→ Exercise details:
The answer is every line of the records that holds the word "cyanobacteria", copied in full.
======== Data for this task ========
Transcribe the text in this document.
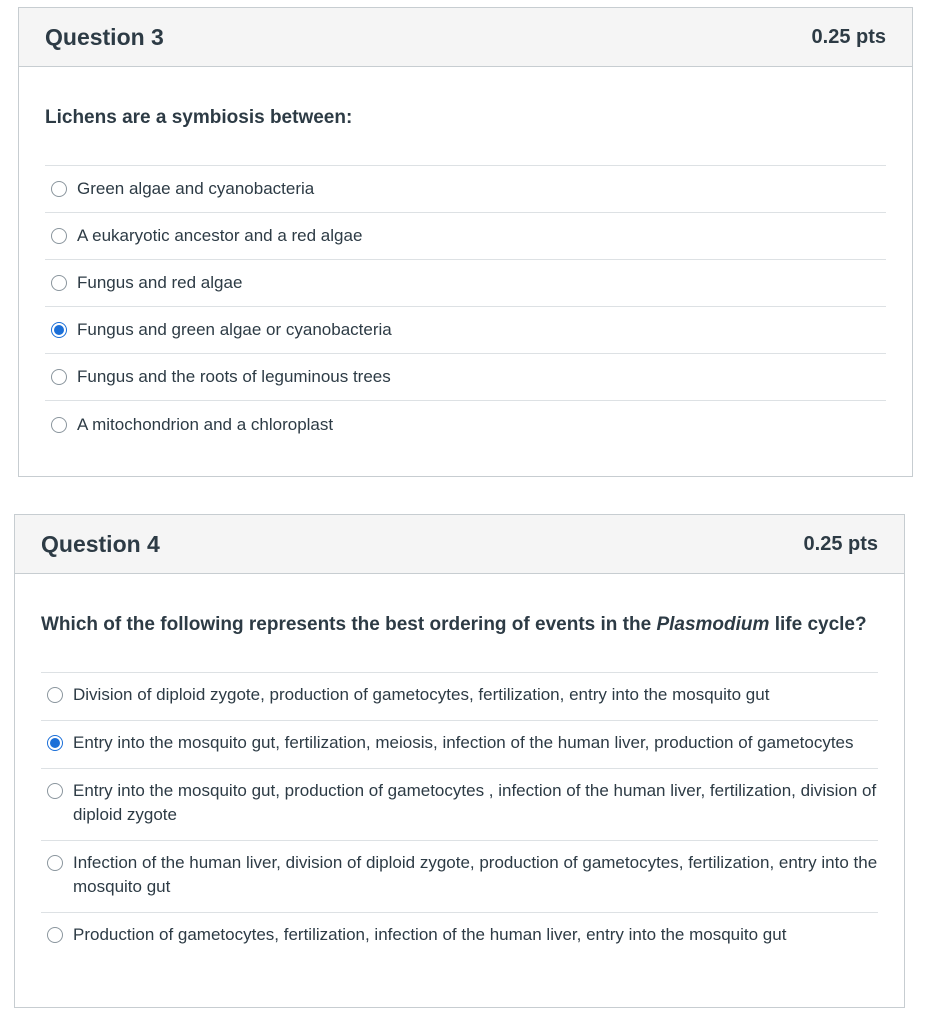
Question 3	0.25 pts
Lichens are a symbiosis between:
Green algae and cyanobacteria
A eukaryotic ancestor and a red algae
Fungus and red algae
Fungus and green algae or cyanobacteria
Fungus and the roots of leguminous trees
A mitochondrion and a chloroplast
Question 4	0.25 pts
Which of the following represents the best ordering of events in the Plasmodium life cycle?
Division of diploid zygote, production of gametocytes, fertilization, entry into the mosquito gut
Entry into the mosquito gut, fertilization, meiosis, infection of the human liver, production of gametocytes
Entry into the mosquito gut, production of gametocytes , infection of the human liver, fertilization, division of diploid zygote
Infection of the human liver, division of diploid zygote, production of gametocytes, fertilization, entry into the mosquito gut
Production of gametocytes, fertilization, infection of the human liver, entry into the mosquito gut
========
======== Data for this task ========
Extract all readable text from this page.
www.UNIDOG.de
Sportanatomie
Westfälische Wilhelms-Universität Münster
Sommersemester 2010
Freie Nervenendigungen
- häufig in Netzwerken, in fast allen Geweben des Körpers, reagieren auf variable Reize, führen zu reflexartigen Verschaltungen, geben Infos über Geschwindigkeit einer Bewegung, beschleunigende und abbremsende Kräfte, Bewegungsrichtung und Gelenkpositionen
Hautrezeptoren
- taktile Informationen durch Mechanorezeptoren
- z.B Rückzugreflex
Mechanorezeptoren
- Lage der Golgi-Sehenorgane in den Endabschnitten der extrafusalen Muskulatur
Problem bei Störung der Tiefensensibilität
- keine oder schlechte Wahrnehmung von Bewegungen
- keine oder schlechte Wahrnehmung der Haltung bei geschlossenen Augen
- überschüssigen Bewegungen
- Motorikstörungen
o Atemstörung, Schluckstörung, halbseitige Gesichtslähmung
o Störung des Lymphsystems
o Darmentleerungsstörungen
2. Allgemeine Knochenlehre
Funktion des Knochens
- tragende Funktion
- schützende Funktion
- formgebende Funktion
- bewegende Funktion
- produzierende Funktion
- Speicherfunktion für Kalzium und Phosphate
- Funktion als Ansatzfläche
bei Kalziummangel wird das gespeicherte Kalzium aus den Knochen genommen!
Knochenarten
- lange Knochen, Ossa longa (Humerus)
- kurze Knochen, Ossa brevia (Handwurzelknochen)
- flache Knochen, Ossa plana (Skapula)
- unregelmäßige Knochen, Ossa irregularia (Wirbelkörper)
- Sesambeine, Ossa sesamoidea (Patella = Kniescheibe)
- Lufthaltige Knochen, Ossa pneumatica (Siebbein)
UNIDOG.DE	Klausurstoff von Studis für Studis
========
→ Task answer:
Green algae and cyanobacteria
Fungus and green algae or cyanobacteria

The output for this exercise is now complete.